[Source data]
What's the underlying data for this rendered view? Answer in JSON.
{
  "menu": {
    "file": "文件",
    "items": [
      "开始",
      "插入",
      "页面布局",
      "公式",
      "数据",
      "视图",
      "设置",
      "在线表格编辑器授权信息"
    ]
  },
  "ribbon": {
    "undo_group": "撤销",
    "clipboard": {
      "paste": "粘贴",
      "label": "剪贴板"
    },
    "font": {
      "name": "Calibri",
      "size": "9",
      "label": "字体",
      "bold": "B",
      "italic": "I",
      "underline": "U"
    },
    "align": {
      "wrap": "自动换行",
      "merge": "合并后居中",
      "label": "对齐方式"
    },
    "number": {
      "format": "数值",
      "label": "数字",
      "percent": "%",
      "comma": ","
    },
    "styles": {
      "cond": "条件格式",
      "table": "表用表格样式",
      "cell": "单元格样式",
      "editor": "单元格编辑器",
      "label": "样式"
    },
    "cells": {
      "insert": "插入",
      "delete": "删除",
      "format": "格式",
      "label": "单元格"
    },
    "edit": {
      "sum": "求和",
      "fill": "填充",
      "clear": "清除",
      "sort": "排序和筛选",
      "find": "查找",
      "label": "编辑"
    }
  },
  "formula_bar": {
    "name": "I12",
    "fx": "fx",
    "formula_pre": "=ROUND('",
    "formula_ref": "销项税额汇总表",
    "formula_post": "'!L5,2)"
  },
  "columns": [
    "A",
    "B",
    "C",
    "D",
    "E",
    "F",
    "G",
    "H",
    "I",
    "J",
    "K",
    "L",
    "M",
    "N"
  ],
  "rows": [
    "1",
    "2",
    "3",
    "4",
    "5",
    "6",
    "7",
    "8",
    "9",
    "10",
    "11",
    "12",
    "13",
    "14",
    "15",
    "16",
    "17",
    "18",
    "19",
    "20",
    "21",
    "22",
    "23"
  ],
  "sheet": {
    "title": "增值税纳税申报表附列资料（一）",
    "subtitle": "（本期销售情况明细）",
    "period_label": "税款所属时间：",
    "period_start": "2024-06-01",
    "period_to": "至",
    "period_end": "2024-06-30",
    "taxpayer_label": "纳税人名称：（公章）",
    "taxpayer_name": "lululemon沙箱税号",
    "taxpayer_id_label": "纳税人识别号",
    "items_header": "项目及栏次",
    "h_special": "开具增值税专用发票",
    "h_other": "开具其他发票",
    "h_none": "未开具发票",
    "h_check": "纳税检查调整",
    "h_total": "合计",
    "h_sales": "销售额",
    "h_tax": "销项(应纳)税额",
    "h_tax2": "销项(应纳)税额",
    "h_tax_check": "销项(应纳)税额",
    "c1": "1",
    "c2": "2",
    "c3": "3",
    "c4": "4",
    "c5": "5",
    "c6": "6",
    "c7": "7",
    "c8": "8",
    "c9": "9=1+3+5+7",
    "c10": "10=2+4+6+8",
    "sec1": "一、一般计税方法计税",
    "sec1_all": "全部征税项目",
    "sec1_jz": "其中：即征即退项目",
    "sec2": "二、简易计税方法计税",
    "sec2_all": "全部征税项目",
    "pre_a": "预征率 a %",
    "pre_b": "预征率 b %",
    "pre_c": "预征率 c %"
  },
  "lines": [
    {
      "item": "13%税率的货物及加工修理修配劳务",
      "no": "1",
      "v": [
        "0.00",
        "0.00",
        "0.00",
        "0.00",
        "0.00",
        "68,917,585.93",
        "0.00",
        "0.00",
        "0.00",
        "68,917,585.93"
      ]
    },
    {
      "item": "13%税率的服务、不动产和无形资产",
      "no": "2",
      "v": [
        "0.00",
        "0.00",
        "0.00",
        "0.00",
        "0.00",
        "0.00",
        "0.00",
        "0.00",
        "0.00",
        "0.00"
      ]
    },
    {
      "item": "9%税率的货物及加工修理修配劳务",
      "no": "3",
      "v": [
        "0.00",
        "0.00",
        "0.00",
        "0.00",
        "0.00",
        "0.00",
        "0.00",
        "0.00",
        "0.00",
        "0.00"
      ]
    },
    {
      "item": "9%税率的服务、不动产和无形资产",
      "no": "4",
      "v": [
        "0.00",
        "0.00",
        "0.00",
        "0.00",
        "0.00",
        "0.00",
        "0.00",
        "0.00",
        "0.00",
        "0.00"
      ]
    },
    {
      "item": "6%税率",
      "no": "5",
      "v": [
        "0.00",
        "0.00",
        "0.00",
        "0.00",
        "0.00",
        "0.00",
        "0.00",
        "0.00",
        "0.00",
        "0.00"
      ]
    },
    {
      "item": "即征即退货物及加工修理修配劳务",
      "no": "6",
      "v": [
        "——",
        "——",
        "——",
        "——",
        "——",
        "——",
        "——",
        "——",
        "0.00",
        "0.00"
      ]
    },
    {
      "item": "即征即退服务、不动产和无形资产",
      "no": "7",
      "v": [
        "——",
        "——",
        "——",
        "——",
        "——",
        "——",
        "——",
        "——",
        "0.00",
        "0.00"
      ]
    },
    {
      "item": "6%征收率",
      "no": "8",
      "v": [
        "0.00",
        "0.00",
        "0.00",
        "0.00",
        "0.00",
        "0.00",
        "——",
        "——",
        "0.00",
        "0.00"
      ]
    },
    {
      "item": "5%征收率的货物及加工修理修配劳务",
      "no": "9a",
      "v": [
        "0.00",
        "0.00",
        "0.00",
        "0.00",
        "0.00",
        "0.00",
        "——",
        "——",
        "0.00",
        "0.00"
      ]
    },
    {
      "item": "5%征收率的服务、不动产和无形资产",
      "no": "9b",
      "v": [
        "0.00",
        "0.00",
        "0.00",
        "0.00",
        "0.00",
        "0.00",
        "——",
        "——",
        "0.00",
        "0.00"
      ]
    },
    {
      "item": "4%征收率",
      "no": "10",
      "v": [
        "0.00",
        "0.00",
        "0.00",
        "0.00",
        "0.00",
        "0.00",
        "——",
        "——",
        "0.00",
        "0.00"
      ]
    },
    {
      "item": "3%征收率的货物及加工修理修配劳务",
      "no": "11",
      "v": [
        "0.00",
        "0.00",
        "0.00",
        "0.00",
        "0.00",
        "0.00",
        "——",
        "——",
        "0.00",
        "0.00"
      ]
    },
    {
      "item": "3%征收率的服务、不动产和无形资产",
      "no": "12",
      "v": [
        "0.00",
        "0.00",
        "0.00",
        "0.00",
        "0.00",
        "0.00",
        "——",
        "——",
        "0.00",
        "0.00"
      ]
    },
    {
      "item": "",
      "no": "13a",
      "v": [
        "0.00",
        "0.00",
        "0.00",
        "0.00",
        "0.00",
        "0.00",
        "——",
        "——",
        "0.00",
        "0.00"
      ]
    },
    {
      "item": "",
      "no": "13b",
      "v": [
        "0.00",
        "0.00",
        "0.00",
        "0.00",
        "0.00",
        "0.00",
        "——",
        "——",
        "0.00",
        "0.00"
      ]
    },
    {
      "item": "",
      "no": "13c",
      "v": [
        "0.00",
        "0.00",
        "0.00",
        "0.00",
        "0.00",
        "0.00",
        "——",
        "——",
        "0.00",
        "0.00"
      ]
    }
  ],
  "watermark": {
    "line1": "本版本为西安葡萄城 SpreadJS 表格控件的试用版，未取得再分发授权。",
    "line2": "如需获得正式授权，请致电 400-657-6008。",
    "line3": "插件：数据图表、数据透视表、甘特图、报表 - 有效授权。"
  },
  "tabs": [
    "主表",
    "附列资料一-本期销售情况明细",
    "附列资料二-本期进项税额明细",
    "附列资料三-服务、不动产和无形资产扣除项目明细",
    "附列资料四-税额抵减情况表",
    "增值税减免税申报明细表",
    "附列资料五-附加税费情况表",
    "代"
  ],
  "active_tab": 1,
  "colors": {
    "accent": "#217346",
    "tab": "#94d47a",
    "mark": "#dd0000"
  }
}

■ **WHAT TO PRODUCE**
For each line above that contains the word "税率的货物及加工修理修配劳务", copy that line.

■ **SOLUTION TO THIS EXERCISE**
      "item": "13%税率的货物及加工修理修配劳务",
      "item": "9%税率的货物及加工修理修配劳务",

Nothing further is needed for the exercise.